(Records from a data collection)

----

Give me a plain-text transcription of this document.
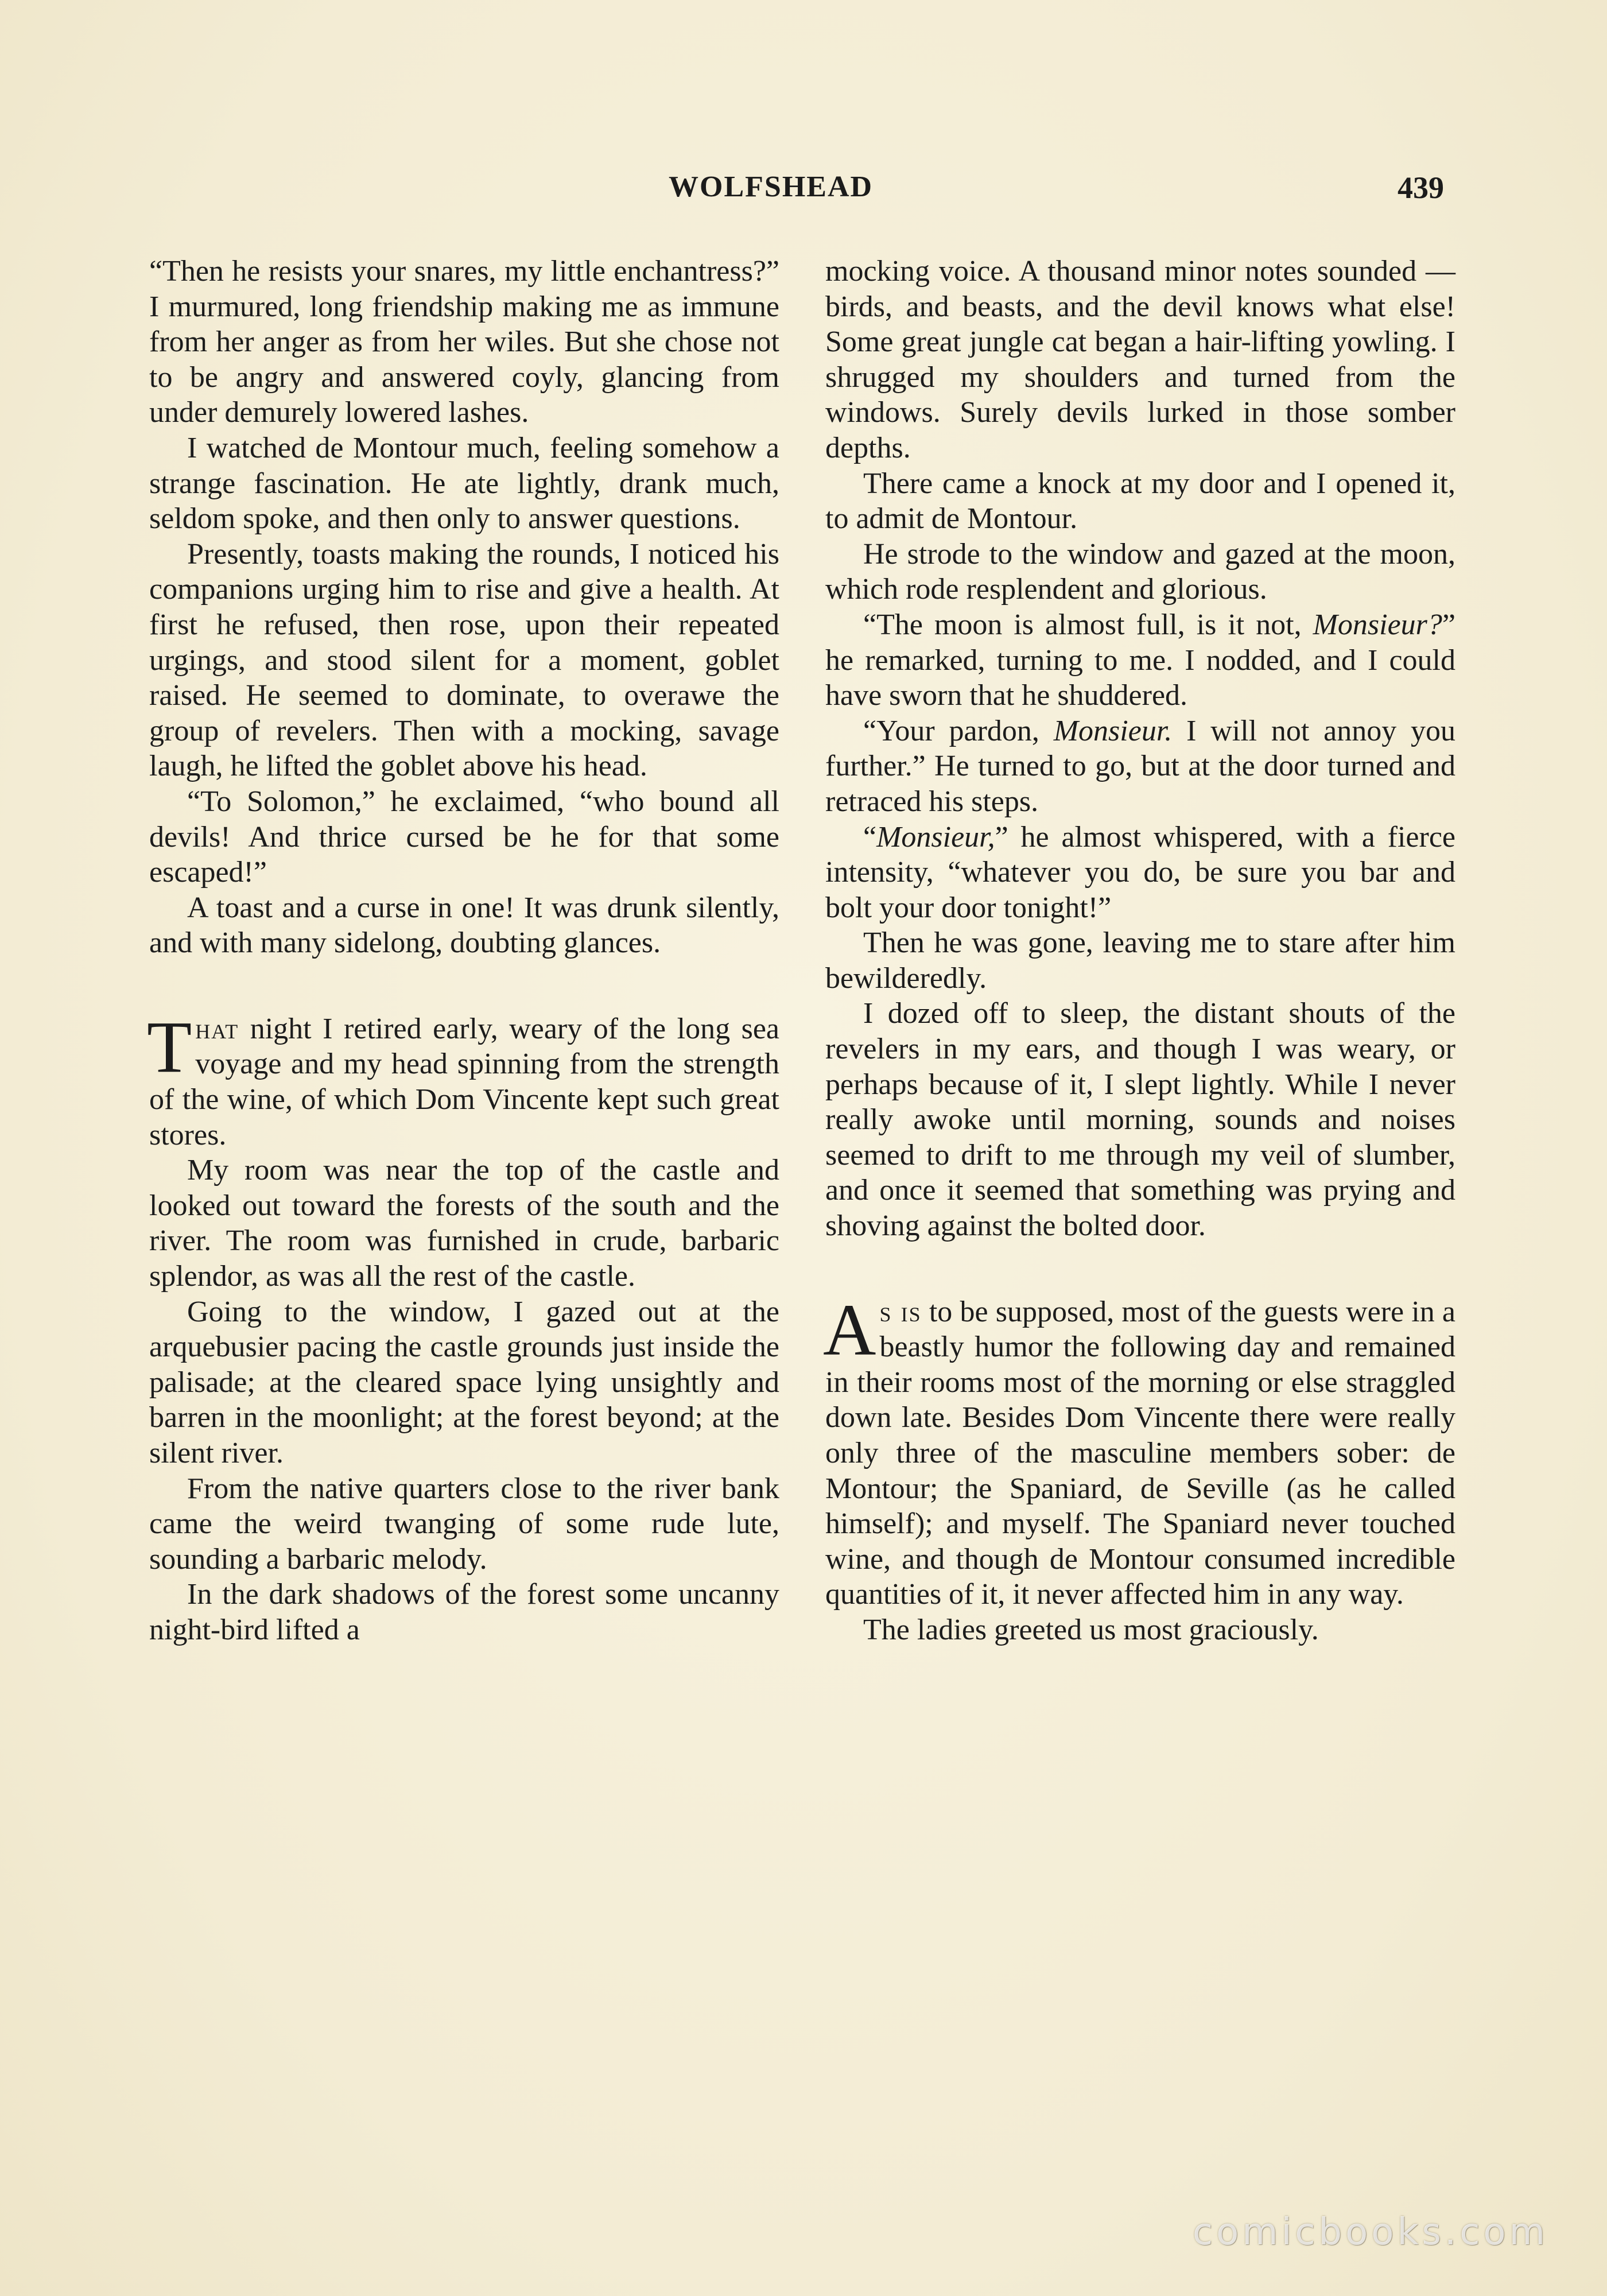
WOLFSHEAD	439

“Then he resists your snares, my little enchantress?” I murmured, long friendship making me as immune from her anger as from her wiles. But she chose not to be angry and answered coyly, glancing from under demurely lowered lashes.

I watched de Montour much, feeling somehow a strange fascination. He ate lightly, drank much, seldom spoke, and then only to answer questions.

Presently, toasts making the rounds, I noticed his companions urging him to rise and give a health. At first he refused, then rose, upon their repeated urgings, and stood silent for a moment, goblet raised. He seemed to dominate, to overawe the group of revelers. Then with a mocking, savage laugh, he lifted the goblet above his head.

“To Solomon,” he exclaimed, “who bound all devils! And thrice cursed be he for that some escaped!”

A toast and a curse in one! It was drunk silently, and with many sidelong, doubting glances.

That night I retired early, weary of the long sea voyage and my head spinning from the strength of the wine, of which Dom Vincente kept such great stores.

My room was near the top of the castle and looked out toward the forests of the south and the river. The room was furnished in crude, barbaric splendor, as was all the rest of the castle.

Going to the window, I gazed out at the arquebusier pacing the castle grounds just inside the palisade; at the cleared space lying unsightly and barren in the moonlight; at the forest beyond; at the silent river.

From the native quarters close to the river bank came the weird twanging of some rude lute, sounding a barbaric melody.

In the dark shadows of the forest some uncanny night-bird lifted a

mocking voice. A thousand minor notes sounded — birds, and beasts, and the devil knows what else! Some great jungle cat began a hair-lifting yowling. I shrugged my shoulders and turned from the windows. Surely devils lurked in those somber depths.

There came a knock at my door and I opened it, to admit de Montour.

He strode to the window and gazed at the moon, which rode resplendent and glorious.

“The moon is almost full, is it not, Monsieur?” he remarked, turning to me. I nodded, and I could have sworn that he shuddered.

“Your pardon, Monsieur. I will not annoy you further.” He turned to go, but at the door turned and retraced his steps.

“Monsieur,” he almost whispered, with a fierce intensity, “whatever you do, be sure you bar and bolt your door tonight!”

Then he was gone, leaving me to stare after him bewilderedly.

I dozed off to sleep, the distant shouts of the revelers in my ears, and though I was weary, or perhaps because of it, I slept lightly. While I never really awoke until morning, sounds and noises seemed to drift to me through my veil of slumber, and once it seemed that something was prying and shoving against the bolted door.

As is to be supposed, most of the guests were in a beastly humor the following day and remained in their rooms most of the morning or else straggled down late. Besides Dom Vincente there were really only three of the masculine members sober: de Montour; the Spaniard, de Seville (as he called himself); and myself. The Spaniard never touched wine, and though de Montour consumed incredible quantities of it, it never affected him in any way.

The ladies greeted us most graciously.

comicbooks.com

----

§ **Exercise**
Can you repeat every record above exactly, apart from the pictures?

§ **Solution below**
Give me a plain-text transcription of this document.
WOLFSHEAD	439

“Then he resists your snares, my little enchantress?” I murmured, long friendship making me as immune from her anger as from her wiles. But she chose not to be angry and answered coyly, glancing from under demurely lowered lashes.

I watched de Montour much, feeling somehow a strange fascination. He ate lightly, drank much, seldom spoke, and then only to answer questions.

Presently, toasts making the rounds, I noticed his companions urging him to rise and give a health. At first he refused, then rose, upon their repeated urgings, and stood silent for a moment, goblet raised. He seemed to dominate, to overawe the group of revelers. Then with a mocking, savage laugh, he lifted the goblet above his head.

“To Solomon,” he exclaimed, “who bound all devils! And thrice cursed be he for that some escaped!”

A toast and a curse in one! It was drunk silently, and with many sidelong, doubting glances.

That night I retired early, weary of the long sea voyage and my head spinning from the strength of the wine, of which Dom Vincente kept such great stores.

My room was near the top of the castle and looked out toward the forests of the south and the river. The room was furnished in crude, barbaric splendor, as was all the rest of the castle.

Going to the window, I gazed out at the arquebusier pacing the castle grounds just inside the palisade; at the cleared space lying unsightly and barren in the moonlight; at the forest beyond; at the silent river.

From the native quarters close to the river bank came the weird twanging of some rude lute, sounding a barbaric melody.

In the dark shadows of the forest some uncanny night-bird lifted a

mocking voice. A thousand minor notes sounded — birds, and beasts, and the devil knows what else! Some great jungle cat began a hair-lifting yowling. I shrugged my shoulders and turned from the windows. Surely devils lurked in those somber depths.

There came a knock at my door and I opened it, to admit de Montour.

He strode to the window and gazed at the moon, which rode resplendent and glorious.

“The moon is almost full, is it not, Monsieur?” he remarked, turning to me. I nodded, and I could have sworn that he shuddered.

“Your pardon, Monsieur. I will not annoy you further.” He turned to go, but at the door turned and retraced his steps.

“Monsieur,” he almost whispered, with a fierce intensity, “whatever you do, be sure you bar and bolt your door tonight!”

Then he was gone, leaving me to stare after him bewilderedly.

I dozed off to sleep, the distant shouts of the revelers in my ears, and though I was weary, or perhaps because of it, I slept lightly. While I never really awoke until morning, sounds and noises seemed to drift to me through my veil of slumber, and once it seemed that something was prying and shoving against the bolted door.

As is to be supposed, most of the guests were in a beastly humor the following day and remained in their rooms most of the morning or else straggled down late. Besides Dom Vincente there were really only three of the masculine members sober: de Montour; the Spaniard, de Seville (as he called himself); and myself. The Spaniard never touched wine, and though de Montour consumed incredible quantities of it, it never affected him in any way.

The ladies greeted us most graciously.

comicbooks.com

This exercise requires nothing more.